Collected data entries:
★ ★ ★ ★ ★ ★ ★
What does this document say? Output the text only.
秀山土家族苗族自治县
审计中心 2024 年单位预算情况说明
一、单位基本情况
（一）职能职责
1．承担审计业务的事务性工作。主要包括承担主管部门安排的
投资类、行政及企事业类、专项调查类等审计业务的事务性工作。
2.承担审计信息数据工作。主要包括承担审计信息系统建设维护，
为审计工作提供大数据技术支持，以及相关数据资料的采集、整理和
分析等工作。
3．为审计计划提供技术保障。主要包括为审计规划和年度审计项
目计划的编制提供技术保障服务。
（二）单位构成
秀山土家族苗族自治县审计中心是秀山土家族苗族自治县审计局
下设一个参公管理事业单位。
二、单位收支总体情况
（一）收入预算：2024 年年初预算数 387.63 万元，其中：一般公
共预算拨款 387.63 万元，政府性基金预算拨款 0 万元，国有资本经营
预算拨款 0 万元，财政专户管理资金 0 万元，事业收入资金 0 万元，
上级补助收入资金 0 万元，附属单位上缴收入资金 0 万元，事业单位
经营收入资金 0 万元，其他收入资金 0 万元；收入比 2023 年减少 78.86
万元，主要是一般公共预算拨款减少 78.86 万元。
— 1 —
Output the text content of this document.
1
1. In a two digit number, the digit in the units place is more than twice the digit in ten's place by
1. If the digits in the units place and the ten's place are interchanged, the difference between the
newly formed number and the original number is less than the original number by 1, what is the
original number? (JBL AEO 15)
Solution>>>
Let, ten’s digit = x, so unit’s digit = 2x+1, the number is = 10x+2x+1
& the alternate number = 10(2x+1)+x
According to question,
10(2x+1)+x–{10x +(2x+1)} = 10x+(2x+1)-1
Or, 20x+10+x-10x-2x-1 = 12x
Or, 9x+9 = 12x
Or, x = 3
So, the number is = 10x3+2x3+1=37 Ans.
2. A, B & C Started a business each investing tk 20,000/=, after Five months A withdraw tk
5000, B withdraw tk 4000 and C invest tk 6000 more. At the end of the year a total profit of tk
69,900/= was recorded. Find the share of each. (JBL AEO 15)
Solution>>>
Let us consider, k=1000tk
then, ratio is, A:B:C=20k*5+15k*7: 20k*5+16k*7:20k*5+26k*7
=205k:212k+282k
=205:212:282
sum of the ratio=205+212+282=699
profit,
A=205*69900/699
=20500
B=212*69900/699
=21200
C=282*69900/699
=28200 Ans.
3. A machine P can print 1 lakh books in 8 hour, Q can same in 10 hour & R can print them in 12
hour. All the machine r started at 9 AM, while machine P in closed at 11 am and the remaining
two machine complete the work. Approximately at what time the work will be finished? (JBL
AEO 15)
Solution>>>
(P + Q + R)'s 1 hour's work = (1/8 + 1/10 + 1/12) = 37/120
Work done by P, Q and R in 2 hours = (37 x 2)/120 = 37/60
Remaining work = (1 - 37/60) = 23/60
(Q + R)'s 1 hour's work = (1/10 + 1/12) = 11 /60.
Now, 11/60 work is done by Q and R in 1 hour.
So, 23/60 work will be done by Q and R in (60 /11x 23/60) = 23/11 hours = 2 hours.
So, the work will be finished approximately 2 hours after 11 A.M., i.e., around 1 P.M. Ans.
★ ★ ★ ★ ★ ★ ★
Pick out each line containing "than" and report it.

1. In a two digit number, the digit in the units place is more than twice the digit in ten's place by
newly formed number and the original number is less than the original number by 1, what is the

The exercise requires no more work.